Scan the listing below and copy every line holding "name".
** START **
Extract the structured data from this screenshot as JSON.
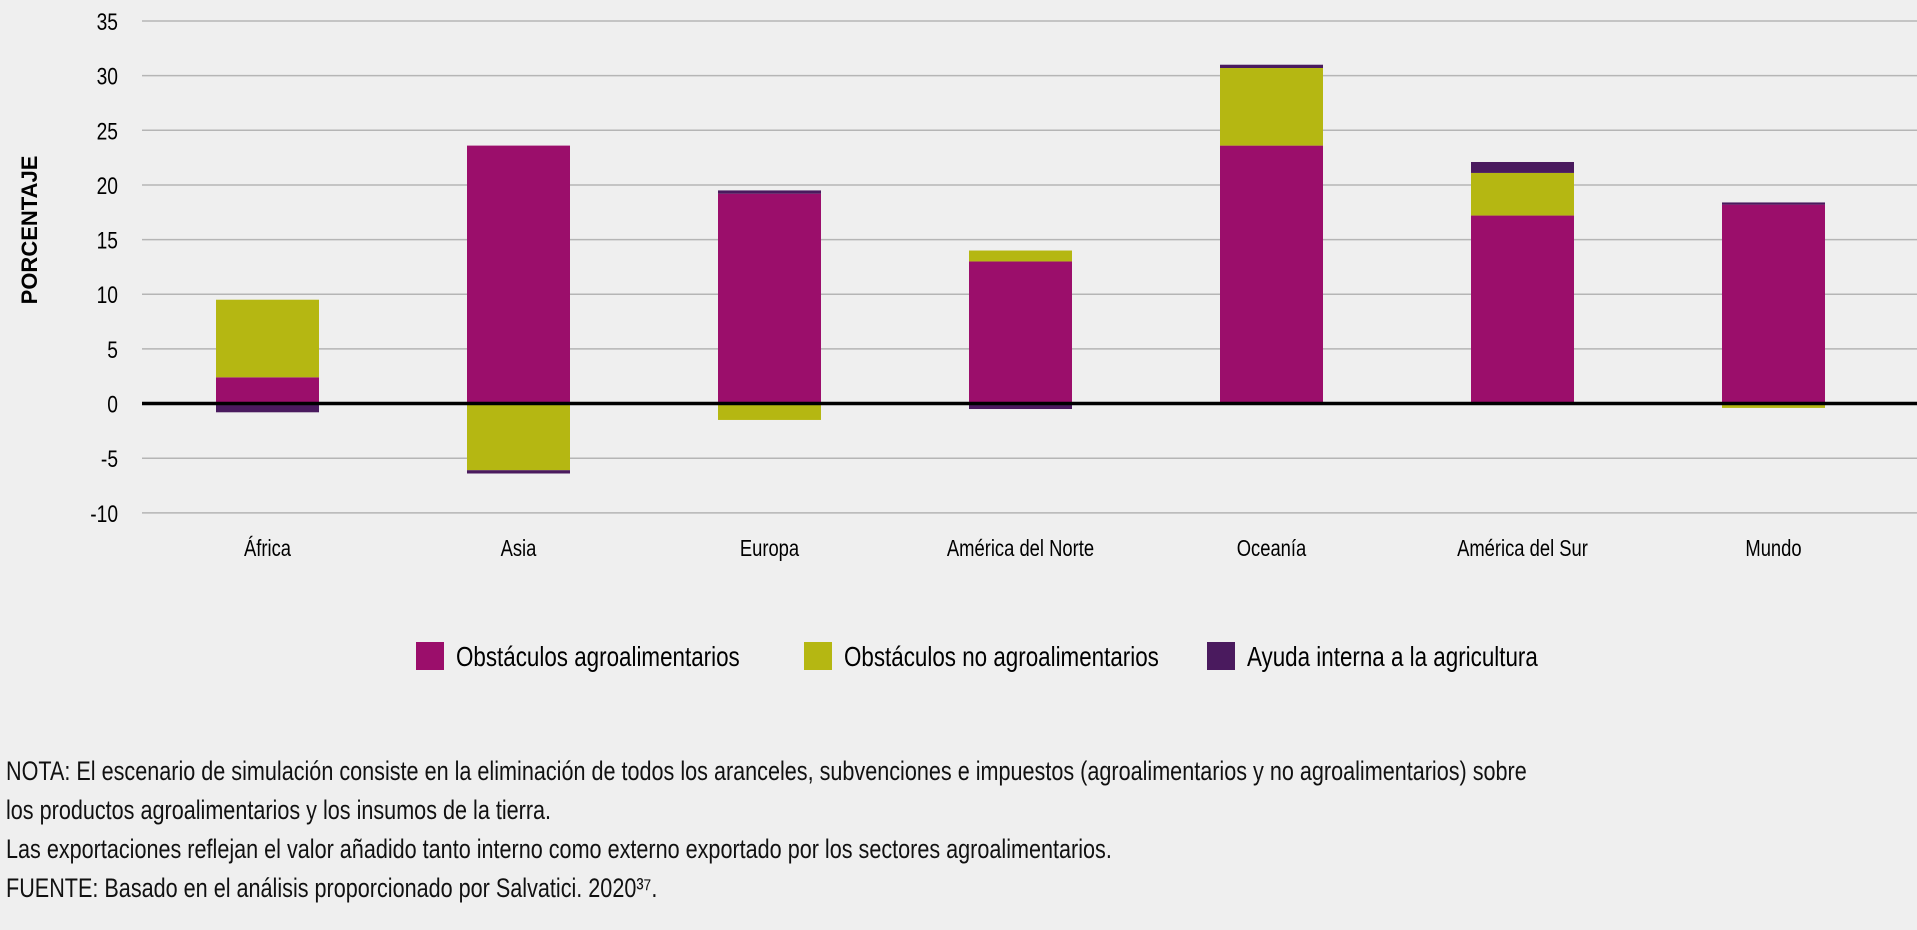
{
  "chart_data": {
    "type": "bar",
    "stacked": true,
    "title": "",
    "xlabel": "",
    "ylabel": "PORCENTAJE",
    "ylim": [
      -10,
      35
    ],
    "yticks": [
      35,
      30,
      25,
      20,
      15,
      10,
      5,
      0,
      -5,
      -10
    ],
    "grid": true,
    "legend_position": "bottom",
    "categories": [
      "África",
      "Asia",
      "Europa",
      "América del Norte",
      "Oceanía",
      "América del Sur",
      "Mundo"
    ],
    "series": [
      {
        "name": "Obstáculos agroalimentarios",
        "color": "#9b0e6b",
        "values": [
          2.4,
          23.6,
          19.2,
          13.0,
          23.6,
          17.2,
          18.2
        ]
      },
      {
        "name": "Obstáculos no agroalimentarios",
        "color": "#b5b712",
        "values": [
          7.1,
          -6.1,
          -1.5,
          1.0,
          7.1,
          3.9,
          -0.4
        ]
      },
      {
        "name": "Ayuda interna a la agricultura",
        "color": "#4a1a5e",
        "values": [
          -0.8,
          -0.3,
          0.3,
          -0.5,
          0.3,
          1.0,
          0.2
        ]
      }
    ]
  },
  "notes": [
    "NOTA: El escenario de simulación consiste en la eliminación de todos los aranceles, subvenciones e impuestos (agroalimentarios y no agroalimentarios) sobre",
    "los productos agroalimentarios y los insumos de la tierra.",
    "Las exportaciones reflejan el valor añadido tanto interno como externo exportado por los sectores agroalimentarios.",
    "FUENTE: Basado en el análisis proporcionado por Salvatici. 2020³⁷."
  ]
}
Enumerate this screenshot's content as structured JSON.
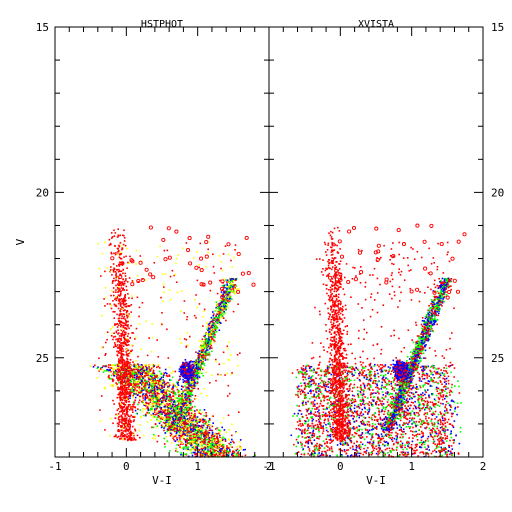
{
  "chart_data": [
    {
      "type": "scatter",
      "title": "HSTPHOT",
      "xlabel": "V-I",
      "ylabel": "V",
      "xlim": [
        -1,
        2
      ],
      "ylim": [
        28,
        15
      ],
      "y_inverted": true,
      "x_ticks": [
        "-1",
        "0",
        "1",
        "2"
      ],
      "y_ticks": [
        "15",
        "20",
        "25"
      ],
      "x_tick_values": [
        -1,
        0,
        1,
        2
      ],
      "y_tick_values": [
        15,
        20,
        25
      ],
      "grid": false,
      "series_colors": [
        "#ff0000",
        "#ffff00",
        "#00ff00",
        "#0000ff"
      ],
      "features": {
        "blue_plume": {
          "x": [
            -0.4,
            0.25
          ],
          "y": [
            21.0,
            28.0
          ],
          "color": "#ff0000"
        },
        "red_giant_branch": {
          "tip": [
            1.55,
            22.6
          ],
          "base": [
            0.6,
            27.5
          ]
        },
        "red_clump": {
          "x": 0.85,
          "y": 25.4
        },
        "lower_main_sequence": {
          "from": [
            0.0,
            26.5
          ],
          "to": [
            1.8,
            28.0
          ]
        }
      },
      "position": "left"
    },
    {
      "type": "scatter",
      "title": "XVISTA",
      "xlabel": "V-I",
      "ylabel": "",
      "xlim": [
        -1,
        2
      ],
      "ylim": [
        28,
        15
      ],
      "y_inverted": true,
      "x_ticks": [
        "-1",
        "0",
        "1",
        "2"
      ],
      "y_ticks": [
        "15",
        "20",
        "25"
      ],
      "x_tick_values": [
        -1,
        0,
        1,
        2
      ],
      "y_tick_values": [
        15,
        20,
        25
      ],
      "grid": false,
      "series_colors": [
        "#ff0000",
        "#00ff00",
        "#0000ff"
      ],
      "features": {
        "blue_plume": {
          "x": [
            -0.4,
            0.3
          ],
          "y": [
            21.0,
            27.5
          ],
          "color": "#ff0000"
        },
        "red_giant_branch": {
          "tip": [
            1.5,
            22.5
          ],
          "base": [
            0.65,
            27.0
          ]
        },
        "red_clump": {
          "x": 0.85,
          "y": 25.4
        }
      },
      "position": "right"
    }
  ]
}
** END **
Answer in full:
        "name": "Obstáculos agroalimentarios",
        "name": "Obstáculos no agroalimentarios",
        "name": "Ayuda interna a la agricultura",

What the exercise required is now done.